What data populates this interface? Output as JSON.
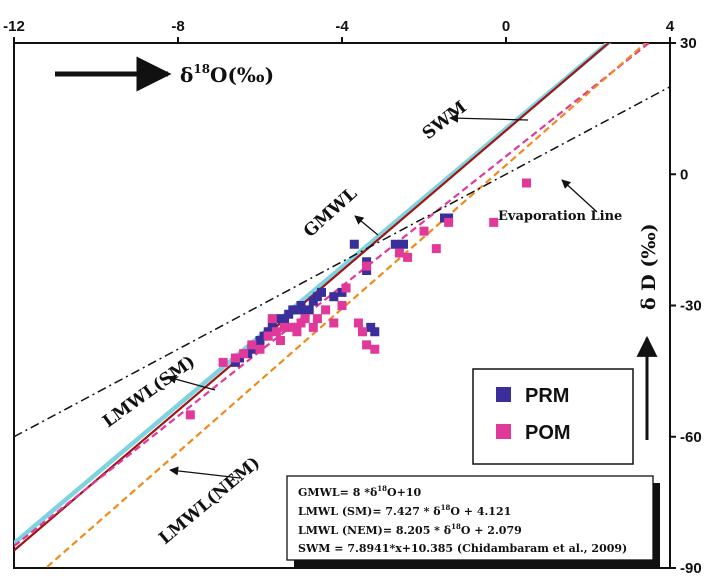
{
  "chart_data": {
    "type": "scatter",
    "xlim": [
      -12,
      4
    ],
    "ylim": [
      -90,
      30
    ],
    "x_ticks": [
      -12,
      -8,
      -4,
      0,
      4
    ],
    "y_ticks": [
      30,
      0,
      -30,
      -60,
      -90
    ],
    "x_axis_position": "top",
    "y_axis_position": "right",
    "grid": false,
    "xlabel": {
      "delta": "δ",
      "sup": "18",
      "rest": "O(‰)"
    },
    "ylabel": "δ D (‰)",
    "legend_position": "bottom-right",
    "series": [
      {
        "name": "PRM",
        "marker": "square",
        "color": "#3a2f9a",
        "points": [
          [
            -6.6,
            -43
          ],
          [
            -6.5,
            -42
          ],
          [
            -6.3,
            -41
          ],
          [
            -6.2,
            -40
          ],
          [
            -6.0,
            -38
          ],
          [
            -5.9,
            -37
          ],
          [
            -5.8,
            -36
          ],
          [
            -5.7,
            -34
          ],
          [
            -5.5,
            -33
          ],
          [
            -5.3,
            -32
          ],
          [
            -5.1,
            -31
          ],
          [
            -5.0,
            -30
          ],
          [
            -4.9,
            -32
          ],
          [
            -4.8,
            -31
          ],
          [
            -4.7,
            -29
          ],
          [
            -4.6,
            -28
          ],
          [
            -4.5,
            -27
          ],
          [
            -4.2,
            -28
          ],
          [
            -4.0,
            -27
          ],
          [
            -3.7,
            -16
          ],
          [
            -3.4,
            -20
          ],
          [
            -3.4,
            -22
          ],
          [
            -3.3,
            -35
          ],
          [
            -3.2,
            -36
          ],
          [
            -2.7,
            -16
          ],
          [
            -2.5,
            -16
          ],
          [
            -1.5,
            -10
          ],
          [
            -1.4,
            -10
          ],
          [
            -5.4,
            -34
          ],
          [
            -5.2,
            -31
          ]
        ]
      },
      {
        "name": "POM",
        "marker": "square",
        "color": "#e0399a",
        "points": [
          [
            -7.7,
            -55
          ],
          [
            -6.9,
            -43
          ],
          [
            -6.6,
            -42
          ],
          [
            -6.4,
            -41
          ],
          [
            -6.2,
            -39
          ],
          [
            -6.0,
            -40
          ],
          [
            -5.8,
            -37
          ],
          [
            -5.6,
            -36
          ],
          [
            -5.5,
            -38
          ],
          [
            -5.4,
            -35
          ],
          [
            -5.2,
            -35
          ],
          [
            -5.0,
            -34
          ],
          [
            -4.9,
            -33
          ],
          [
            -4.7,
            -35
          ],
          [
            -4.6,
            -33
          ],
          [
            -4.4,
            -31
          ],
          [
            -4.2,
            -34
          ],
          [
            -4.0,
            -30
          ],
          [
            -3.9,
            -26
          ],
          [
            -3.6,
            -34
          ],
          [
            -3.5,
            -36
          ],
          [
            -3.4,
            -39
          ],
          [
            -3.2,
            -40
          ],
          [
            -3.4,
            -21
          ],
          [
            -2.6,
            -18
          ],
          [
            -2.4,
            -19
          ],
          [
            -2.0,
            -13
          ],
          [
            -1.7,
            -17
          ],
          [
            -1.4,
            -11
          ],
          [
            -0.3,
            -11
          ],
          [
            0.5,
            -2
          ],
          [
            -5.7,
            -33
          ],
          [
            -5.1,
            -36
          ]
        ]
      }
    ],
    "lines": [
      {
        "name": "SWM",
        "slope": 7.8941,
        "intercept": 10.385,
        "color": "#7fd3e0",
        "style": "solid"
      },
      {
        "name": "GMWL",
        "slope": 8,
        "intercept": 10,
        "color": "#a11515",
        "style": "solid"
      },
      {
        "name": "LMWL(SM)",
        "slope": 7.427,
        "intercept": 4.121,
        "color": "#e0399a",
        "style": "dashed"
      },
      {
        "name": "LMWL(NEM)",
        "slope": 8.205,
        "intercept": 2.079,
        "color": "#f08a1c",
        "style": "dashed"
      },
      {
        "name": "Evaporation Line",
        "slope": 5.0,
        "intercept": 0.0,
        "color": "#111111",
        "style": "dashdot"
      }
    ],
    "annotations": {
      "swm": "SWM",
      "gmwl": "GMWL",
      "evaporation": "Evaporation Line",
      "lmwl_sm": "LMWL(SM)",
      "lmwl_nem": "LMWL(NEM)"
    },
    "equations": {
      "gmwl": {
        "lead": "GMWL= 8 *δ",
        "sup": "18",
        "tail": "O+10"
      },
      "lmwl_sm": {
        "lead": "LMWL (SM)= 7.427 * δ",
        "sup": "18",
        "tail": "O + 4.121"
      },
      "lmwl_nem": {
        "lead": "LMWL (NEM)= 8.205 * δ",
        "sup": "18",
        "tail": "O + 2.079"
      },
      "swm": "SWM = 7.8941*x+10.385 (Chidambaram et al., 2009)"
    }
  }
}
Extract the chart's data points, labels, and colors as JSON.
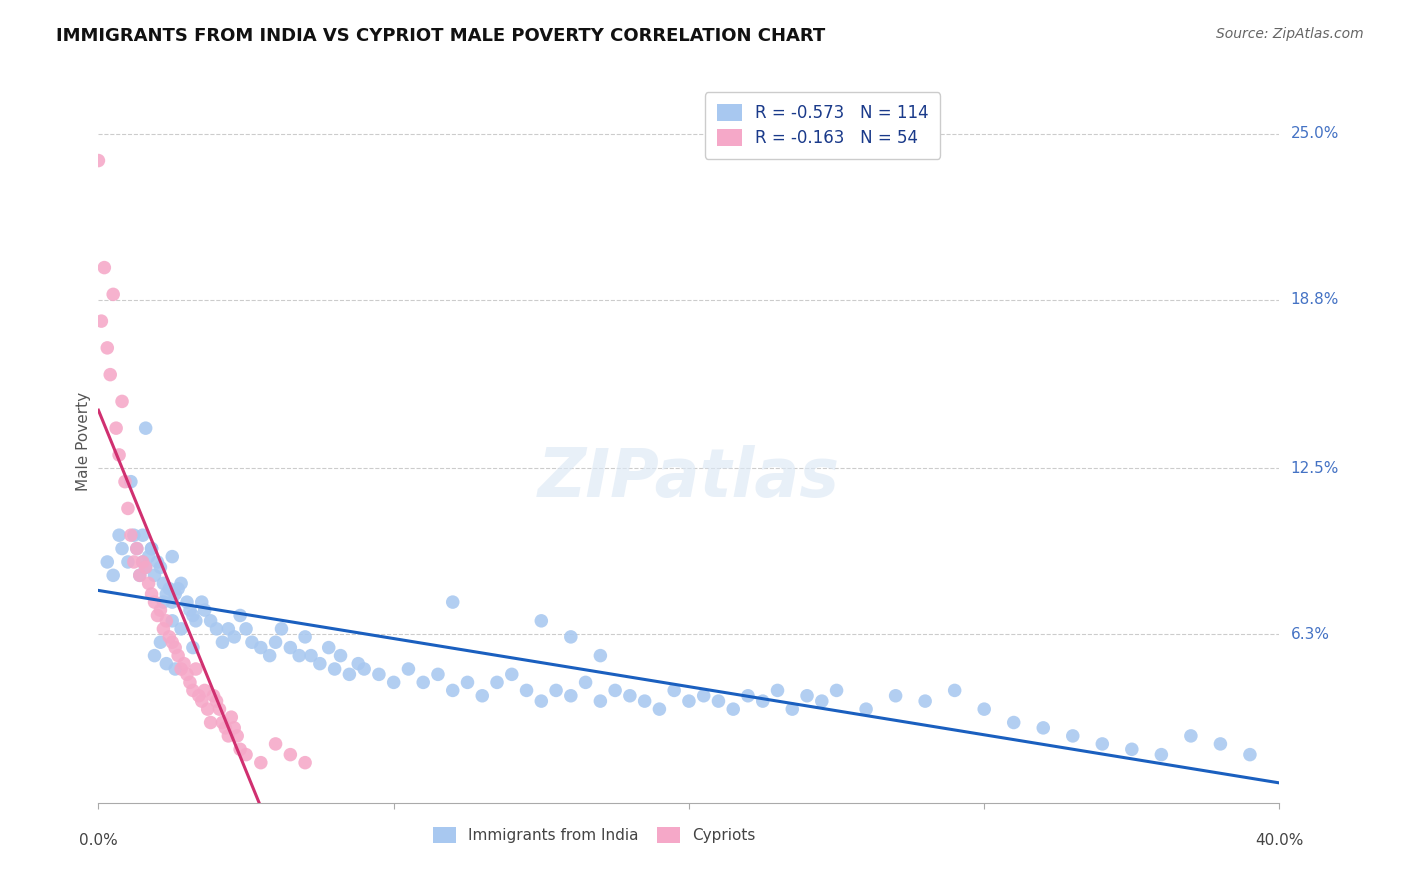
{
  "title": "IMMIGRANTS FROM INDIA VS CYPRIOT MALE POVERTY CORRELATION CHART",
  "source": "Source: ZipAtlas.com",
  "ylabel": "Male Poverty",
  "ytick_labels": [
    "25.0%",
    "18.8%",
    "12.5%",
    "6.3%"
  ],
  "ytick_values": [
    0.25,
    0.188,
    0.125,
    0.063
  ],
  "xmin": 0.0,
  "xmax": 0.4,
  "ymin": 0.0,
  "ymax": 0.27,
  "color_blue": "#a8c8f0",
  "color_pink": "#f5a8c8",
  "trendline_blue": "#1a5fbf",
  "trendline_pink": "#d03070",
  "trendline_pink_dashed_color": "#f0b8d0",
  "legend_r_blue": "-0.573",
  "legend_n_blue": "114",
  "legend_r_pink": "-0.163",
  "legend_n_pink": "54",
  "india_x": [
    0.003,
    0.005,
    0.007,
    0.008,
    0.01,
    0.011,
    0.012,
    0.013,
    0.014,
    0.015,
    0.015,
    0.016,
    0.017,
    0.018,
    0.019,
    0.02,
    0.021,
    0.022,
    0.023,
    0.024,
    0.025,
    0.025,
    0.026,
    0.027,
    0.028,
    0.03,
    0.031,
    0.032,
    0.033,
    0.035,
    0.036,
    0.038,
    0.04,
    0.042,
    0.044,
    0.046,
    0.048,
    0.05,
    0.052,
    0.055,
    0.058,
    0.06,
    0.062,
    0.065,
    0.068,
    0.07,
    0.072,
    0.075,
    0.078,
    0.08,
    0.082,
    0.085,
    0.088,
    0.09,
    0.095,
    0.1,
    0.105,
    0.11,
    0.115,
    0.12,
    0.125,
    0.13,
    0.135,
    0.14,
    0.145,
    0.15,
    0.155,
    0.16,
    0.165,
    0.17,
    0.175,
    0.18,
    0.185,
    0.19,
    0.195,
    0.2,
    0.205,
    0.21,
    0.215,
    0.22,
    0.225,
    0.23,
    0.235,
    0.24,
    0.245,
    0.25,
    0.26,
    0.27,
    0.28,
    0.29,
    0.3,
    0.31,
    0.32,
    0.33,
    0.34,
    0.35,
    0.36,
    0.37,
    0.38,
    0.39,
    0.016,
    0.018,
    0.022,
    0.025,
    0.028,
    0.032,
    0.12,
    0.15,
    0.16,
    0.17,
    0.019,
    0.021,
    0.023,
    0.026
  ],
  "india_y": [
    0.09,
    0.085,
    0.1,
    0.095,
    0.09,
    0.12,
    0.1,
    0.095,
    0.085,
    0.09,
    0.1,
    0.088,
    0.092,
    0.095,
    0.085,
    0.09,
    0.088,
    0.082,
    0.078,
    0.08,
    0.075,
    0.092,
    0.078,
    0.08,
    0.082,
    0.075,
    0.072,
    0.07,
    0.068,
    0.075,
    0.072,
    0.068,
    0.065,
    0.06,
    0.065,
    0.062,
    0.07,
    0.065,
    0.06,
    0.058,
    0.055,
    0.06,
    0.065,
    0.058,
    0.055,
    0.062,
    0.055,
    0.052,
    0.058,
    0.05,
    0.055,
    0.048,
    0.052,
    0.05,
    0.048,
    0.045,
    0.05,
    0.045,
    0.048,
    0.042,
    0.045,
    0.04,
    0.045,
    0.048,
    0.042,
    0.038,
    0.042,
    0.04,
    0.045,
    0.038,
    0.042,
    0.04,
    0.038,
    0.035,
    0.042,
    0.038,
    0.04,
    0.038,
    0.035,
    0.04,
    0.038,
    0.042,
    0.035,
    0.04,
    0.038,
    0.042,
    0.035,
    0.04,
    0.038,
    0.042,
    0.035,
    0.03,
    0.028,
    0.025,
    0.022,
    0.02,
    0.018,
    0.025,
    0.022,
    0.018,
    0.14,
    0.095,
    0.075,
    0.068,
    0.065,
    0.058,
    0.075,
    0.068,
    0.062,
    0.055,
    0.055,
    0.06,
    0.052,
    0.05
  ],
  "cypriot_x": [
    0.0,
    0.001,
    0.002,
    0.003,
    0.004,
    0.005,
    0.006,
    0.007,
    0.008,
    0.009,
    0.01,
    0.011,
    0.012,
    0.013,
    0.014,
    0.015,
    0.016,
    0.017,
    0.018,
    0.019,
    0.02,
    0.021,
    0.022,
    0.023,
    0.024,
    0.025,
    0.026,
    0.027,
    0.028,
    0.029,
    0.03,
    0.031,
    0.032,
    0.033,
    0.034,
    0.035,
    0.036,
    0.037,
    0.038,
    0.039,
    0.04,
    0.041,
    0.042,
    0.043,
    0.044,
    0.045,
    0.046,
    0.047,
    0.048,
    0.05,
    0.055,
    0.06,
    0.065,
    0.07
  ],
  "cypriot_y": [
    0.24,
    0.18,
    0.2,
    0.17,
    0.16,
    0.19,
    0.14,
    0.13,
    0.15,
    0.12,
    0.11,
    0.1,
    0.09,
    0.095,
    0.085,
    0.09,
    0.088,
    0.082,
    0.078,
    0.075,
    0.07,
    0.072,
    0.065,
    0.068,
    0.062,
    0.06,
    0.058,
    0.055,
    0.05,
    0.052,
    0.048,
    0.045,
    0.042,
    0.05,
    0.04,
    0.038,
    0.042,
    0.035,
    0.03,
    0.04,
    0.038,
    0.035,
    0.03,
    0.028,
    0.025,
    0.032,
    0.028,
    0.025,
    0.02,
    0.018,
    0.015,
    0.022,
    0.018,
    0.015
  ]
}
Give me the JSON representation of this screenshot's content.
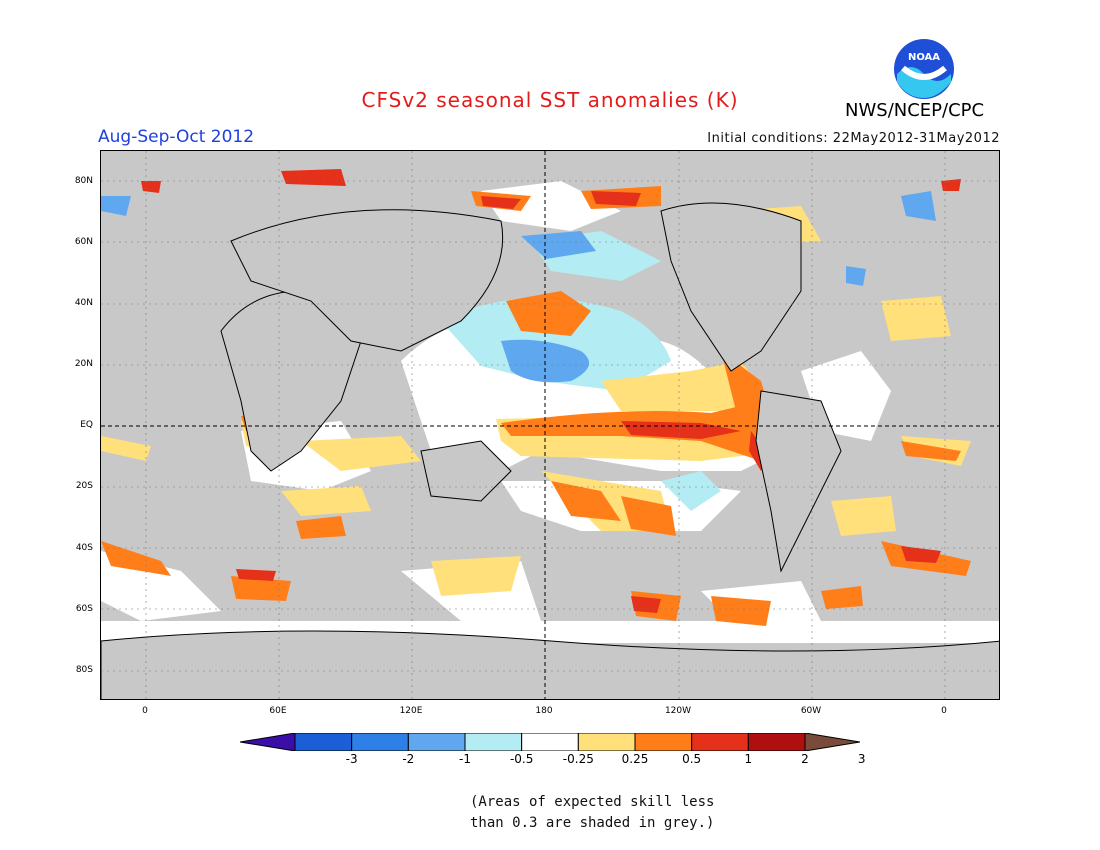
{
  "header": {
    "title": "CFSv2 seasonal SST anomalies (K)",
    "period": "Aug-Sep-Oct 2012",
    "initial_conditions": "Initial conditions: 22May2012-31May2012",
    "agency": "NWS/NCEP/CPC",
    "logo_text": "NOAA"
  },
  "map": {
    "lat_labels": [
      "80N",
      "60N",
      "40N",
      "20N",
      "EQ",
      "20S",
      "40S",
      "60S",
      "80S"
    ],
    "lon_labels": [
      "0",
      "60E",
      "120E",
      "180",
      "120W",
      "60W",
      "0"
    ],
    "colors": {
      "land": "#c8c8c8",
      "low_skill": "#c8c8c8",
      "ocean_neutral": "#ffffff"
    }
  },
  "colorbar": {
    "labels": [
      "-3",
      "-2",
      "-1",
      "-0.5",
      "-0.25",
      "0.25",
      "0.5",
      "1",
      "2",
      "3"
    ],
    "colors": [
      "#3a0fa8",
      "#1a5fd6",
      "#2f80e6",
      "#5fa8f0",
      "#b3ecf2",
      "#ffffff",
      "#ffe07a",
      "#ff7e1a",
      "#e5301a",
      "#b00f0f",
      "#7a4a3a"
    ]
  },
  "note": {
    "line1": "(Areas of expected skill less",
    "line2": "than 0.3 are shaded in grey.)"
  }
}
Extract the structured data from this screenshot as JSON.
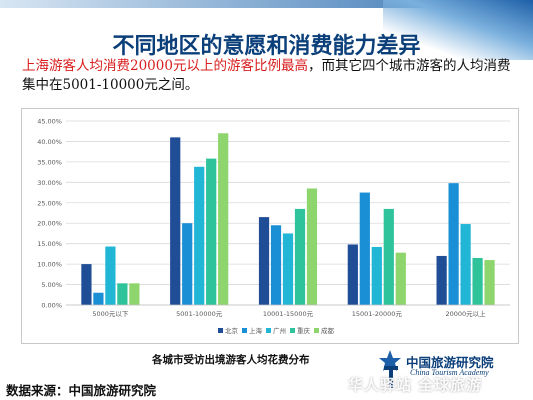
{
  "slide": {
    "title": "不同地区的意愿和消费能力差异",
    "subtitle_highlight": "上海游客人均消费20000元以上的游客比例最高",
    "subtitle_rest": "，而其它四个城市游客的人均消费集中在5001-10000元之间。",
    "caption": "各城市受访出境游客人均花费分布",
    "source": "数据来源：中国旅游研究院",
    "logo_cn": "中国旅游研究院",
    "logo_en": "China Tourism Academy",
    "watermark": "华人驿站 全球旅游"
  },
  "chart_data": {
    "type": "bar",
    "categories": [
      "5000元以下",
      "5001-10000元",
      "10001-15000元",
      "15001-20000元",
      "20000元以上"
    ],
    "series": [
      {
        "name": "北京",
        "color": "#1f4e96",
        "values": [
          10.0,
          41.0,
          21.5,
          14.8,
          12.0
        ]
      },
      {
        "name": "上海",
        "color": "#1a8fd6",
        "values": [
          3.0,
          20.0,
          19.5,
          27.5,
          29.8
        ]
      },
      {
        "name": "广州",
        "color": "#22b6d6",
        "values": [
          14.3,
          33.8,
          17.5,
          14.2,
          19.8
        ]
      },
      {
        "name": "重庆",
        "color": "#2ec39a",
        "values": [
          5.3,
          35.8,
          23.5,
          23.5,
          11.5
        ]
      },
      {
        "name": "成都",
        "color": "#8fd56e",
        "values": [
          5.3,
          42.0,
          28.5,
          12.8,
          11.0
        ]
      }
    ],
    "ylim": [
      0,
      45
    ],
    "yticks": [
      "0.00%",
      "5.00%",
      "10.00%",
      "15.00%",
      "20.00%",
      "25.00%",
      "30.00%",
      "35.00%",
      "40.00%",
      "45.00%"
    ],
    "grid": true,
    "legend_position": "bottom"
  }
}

------------------------------------------------------------

#### Requirement
In the listing above, how many lines hold the word "source"? Give the number and nothing more.

#### The response
2